Stored data:
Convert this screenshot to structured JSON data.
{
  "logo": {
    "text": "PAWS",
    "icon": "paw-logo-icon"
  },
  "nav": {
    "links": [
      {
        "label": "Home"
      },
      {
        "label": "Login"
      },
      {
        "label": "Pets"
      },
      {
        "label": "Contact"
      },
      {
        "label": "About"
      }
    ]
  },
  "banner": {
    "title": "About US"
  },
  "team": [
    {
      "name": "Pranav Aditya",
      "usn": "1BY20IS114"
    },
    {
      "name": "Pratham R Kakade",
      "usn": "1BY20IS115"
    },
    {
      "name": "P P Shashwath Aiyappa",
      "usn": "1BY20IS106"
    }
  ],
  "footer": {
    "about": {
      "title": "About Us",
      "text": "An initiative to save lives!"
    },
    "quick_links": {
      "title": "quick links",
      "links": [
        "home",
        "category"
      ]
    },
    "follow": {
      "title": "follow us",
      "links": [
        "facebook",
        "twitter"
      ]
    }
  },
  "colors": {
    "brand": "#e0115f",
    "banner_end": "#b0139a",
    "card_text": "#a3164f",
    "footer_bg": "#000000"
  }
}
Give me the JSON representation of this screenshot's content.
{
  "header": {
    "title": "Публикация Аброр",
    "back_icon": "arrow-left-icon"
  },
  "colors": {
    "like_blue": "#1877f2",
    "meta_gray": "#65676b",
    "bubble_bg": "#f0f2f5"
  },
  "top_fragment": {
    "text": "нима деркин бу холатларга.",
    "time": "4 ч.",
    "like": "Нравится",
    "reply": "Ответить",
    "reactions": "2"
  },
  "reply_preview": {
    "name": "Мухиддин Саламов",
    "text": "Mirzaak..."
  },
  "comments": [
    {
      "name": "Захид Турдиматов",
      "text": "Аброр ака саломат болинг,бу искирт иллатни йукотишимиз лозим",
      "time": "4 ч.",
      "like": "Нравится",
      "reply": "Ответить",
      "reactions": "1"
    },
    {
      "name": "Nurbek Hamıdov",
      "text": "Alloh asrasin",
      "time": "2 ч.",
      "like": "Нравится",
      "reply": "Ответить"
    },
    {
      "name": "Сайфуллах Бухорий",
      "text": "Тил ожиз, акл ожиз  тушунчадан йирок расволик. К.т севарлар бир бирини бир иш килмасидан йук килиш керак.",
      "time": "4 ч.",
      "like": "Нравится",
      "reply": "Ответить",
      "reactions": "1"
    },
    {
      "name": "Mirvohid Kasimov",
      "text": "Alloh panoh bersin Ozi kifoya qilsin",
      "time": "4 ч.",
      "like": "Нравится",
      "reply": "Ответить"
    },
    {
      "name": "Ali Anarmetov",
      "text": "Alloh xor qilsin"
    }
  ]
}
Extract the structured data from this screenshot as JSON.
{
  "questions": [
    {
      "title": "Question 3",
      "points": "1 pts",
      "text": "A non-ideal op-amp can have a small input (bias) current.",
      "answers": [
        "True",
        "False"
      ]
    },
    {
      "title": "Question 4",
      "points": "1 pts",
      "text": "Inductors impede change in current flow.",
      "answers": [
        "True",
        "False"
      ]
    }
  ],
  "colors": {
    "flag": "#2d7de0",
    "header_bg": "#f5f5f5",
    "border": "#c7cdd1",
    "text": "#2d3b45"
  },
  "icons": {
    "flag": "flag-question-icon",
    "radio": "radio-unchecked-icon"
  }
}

Exercise instructions
Reproduce each entry from the records above, character for character.

Full response
Convert this screenshot to structured JSON data.
{
  "logo": {
    "text": "PAWS",
    "icon": "paw-logo-icon"
  },
  "nav": {
    "links": [
      {
        "label": "Home"
      },
      {
        "label": "Login"
      },
      {
        "label": "Pets"
      },
      {
        "label": "Contact"
      },
      {
        "label": "About"
      }
    ]
  },
  "banner": {
    "title": "About US"
  },
  "team": [
    {
      "name": "Pranav Aditya",
      "usn": "1BY20IS114"
    },
    {
      "name": "Pratham R Kakade",
      "usn": "1BY20IS115"
    },
    {
      "name": "P P Shashwath Aiyappa",
      "usn": "1BY20IS106"
    }
  ],
  "footer": {
    "about": {
      "title": "About Us",
      "text": "An initiative to save lives!"
    },
    "quick_links": {
      "title": "quick links",
      "links": [
        "home",
        "category"
      ]
    },
    "follow": {
      "title": "follow us",
      "links": [
        "facebook",
        "twitter"
      ]
    }
  },
  "colors": {
    "brand": "#e0115f",
    "banner_end": "#b0139a",
    "card_text": "#a3164f",
    "footer_bg": "#000000"
  }
}
Give me the JSON representation of this screenshot's content.
{
  "header": {
    "title": "Публикация Аброр",
    "back_icon": "arrow-left-icon"
  },
  "colors": {
    "like_blue": "#1877f2",
    "meta_gray": "#65676b",
    "bubble_bg": "#f0f2f5"
  },
  "top_fragment": {
    "text": "нима деркин бу холатларга.",
    "time": "4 ч.",
    "like": "Нравится",
    "reply": "Ответить",
    "reactions": "2"
  },
  "reply_preview": {
    "name": "Мухиддин Саламов",
    "text": "Mirzaak..."
  },
  "comments": [
    {
      "name": "Захид Турдиматов",
      "text": "Аброр ака саломат болинг,бу искирт иллатни йукотишимиз лозим",
      "time": "4 ч.",
      "like": "Нравится",
      "reply": "Ответить",
      "reactions": "1"
    },
    {
      "name": "Nurbek Hamıdov",
      "text": "Alloh asrasin",
      "time": "2 ч.",
      "like": "Нравится",
      "reply": "Ответить"
    },
    {
      "name": "Сайфуллах Бухорий",
      "text": "Тил ожиз, акл ожиз  тушунчадан йирок расволик. К.т севарлар бир бирини бир иш килмасидан йук килиш керак.",
      "time": "4 ч.",
      "like": "Нравится",
      "reply": "Ответить",
      "reactions": "1"
    },
    {
      "name": "Mirvohid Kasimov",
      "text": "Alloh panoh bersin Ozi kifoya qilsin",
      "time": "4 ч.",
      "like": "Нравится",
      "reply": "Ответить"
    },
    {
      "name": "Ali Anarmetov",
      "text": "Alloh xor qilsin"
    }
  ]
}
Extract the structured data from this screenshot as JSON.
{
  "questions": [
    {
      "title": "Question 3",
      "points": "1 pts",
      "text": "A non-ideal op-amp can have a small input (bias) current.",
      "answers": [
        "True",
        "False"
      ]
    },
    {
      "title": "Question 4",
      "points": "1 pts",
      "text": "Inductors impede change in current flow.",
      "answers": [
        "True",
        "False"
      ]
    }
  ],
  "colors": {
    "flag": "#2d7de0",
    "header_bg": "#f5f5f5",
    "border": "#c7cdd1",
    "text": "#2d3b45"
  },
  "icons": {
    "flag": "flag-question-icon",
    "radio": "radio-unchecked-icon"
  }
}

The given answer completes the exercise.